Required work: Quote the entries that follow exactly, leaving none out.
[START Stored records]
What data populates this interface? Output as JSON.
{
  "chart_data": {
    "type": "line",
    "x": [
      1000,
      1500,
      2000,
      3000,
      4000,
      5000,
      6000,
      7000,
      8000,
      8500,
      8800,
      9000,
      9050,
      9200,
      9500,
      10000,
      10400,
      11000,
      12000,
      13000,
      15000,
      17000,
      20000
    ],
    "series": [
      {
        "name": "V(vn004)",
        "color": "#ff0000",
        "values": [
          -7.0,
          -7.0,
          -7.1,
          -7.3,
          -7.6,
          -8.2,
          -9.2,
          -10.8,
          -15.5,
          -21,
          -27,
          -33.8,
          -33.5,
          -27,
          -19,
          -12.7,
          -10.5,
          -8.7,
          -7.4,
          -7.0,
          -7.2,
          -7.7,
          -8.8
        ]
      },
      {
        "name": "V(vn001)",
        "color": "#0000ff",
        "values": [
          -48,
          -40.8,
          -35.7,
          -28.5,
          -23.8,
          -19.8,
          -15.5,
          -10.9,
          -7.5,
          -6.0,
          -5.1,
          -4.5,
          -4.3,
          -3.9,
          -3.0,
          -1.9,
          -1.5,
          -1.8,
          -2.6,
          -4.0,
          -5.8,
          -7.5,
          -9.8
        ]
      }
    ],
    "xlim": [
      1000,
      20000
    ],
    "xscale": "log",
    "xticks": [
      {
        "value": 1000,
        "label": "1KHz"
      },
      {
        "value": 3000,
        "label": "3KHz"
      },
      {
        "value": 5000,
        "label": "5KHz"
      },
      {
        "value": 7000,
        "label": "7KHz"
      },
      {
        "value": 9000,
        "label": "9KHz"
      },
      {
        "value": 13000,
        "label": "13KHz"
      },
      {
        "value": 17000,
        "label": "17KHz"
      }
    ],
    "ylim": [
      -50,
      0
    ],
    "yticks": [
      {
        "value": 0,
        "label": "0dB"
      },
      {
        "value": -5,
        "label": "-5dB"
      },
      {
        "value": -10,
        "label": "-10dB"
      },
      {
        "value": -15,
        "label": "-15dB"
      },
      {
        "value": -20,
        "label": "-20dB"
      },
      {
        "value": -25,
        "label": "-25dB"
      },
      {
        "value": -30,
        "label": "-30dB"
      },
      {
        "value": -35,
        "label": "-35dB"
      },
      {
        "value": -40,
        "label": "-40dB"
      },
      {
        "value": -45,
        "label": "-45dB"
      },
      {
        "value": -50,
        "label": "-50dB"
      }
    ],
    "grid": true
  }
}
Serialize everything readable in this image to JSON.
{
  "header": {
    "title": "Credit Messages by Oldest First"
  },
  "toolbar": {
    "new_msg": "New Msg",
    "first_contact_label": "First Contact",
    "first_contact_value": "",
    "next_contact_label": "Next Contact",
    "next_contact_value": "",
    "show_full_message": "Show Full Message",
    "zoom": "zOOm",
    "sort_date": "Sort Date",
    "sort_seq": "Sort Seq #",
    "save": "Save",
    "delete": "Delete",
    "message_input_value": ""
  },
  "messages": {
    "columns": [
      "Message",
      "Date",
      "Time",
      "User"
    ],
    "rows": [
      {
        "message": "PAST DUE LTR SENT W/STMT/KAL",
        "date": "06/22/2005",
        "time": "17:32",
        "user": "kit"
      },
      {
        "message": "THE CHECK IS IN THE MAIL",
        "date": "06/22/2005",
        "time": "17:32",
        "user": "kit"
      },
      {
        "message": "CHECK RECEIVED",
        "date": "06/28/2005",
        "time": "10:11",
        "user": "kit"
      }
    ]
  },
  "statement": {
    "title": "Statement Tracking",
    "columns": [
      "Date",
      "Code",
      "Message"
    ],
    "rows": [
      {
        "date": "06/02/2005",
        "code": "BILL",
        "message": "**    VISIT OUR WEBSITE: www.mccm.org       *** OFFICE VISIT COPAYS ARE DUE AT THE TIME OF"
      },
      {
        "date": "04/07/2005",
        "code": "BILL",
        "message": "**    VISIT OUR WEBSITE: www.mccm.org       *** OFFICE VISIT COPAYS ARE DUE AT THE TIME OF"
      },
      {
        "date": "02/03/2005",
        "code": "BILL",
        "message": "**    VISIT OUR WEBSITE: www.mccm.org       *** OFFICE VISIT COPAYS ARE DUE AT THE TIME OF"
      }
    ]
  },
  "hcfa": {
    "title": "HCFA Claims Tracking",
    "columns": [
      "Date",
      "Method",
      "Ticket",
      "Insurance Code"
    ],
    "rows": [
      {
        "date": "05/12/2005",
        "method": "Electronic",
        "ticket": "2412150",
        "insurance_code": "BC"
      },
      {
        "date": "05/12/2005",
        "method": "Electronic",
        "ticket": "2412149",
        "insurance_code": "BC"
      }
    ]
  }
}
[END Stored records]
Expected answer:
What data populates this interface? Output as JSON.
{
  "chart_data": {
    "type": "line",
    "x": [
      1000,
      1500,
      2000,
      3000,
      4000,
      5000,
      6000,
      7000,
      8000,
      8500,
      8800,
      9000,
      9050,
      9200,
      9500,
      10000,
      10400,
      11000,
      12000,
      13000,
      15000,
      17000,
      20000
    ],
    "series": [
      {
        "name": "V(vn004)",
        "color": "#ff0000",
        "values": [
          -7.0,
          -7.0,
          -7.1,
          -7.3,
          -7.6,
          -8.2,
          -9.2,
          -10.8,
          -15.5,
          -21,
          -27,
          -33.8,
          -33.5,
          -27,
          -19,
          -12.7,
          -10.5,
          -8.7,
          -7.4,
          -7.0,
          -7.2,
          -7.7,
          -8.8
        ]
      },
      {
        "name": "V(vn001)",
        "color": "#0000ff",
        "values": [
          -48,
          -40.8,
          -35.7,
          -28.5,
          -23.8,
          -19.8,
          -15.5,
          -10.9,
          -7.5,
          -6.0,
          -5.1,
          -4.5,
          -4.3,
          -3.9,
          -3.0,
          -1.9,
          -1.5,
          -1.8,
          -2.6,
          -4.0,
          -5.8,
          -7.5,
          -9.8
        ]
      }
    ],
    "xlim": [
      1000,
      20000
    ],
    "xscale": "log",
    "xticks": [
      {
        "value": 1000,
        "label": "1KHz"
      },
      {
        "value": 3000,
        "label": "3KHz"
      },
      {
        "value": 5000,
        "label": "5KHz"
      },
      {
        "value": 7000,
        "label": "7KHz"
      },
      {
        "value": 9000,
        "label": "9KHz"
      },
      {
        "value": 13000,
        "label": "13KHz"
      },
      {
        "value": 17000,
        "label": "17KHz"
      }
    ],
    "ylim": [
      -50,
      0
    ],
    "yticks": [
      {
        "value": 0,
        "label": "0dB"
      },
      {
        "value": -5,
        "label": "-5dB"
      },
      {
        "value": -10,
        "label": "-10dB"
      },
      {
        "value": -15,
        "label": "-15dB"
      },
      {
        "value": -20,
        "label": "-20dB"
      },
      {
        "value": -25,
        "label": "-25dB"
      },
      {
        "value": -30,
        "label": "-30dB"
      },
      {
        "value": -35,
        "label": "-35dB"
      },
      {
        "value": -40,
        "label": "-40dB"
      },
      {
        "value": -45,
        "label": "-45dB"
      },
      {
        "value": -50,
        "label": "-50dB"
      }
    ],
    "grid": true
  }
}
Serialize everything readable in this image to JSON.
{
  "header": {
    "title": "Credit Messages by Oldest First"
  },
  "toolbar": {
    "new_msg": "New Msg",
    "first_contact_label": "First Contact",
    "first_contact_value": "",
    "next_contact_label": "Next Contact",
    "next_contact_value": "",
    "show_full_message": "Show Full Message",
    "zoom": "zOOm",
    "sort_date": "Sort Date",
    "sort_seq": "Sort Seq #",
    "save": "Save",
    "delete": "Delete",
    "message_input_value": ""
  },
  "messages": {
    "columns": [
      "Message",
      "Date",
      "Time",
      "User"
    ],
    "rows": [
      {
        "message": "PAST DUE LTR SENT W/STMT/KAL",
        "date": "06/22/2005",
        "time": "17:32",
        "user": "kit"
      },
      {
        "message": "THE CHECK IS IN THE MAIL",
        "date": "06/22/2005",
        "time": "17:32",
        "user": "kit"
      },
      {
        "message": "CHECK RECEIVED",
        "date": "06/28/2005",
        "time": "10:11",
        "user": "kit"
      }
    ]
  },
  "statement": {
    "title": "Statement Tracking",
    "columns": [
      "Date",
      "Code",
      "Message"
    ],
    "rows": [
      {
        "date": "06/02/2005",
        "code": "BILL",
        "message": "**    VISIT OUR WEBSITE: www.mccm.org       *** OFFICE VISIT COPAYS ARE DUE AT THE TIME OF"
      },
      {
        "date": "04/07/2005",
        "code": "BILL",
        "message": "**    VISIT OUR WEBSITE: www.mccm.org       *** OFFICE VISIT COPAYS ARE DUE AT THE TIME OF"
      },
      {
        "date": "02/03/2005",
        "code": "BILL",
        "message": "**    VISIT OUR WEBSITE: www.mccm.org       *** OFFICE VISIT COPAYS ARE DUE AT THE TIME OF"
      }
    ]
  },
  "hcfa": {
    "title": "HCFA Claims Tracking",
    "columns": [
      "Date",
      "Method",
      "Ticket",
      "Insurance Code"
    ],
    "rows": [
      {
        "date": "05/12/2005",
        "method": "Electronic",
        "ticket": "2412150",
        "insurance_code": "BC"
      },
      {
        "date": "05/12/2005",
        "method": "Electronic",
        "ticket": "2412149",
        "insurance_code": "BC"
      }
    ]
  }
}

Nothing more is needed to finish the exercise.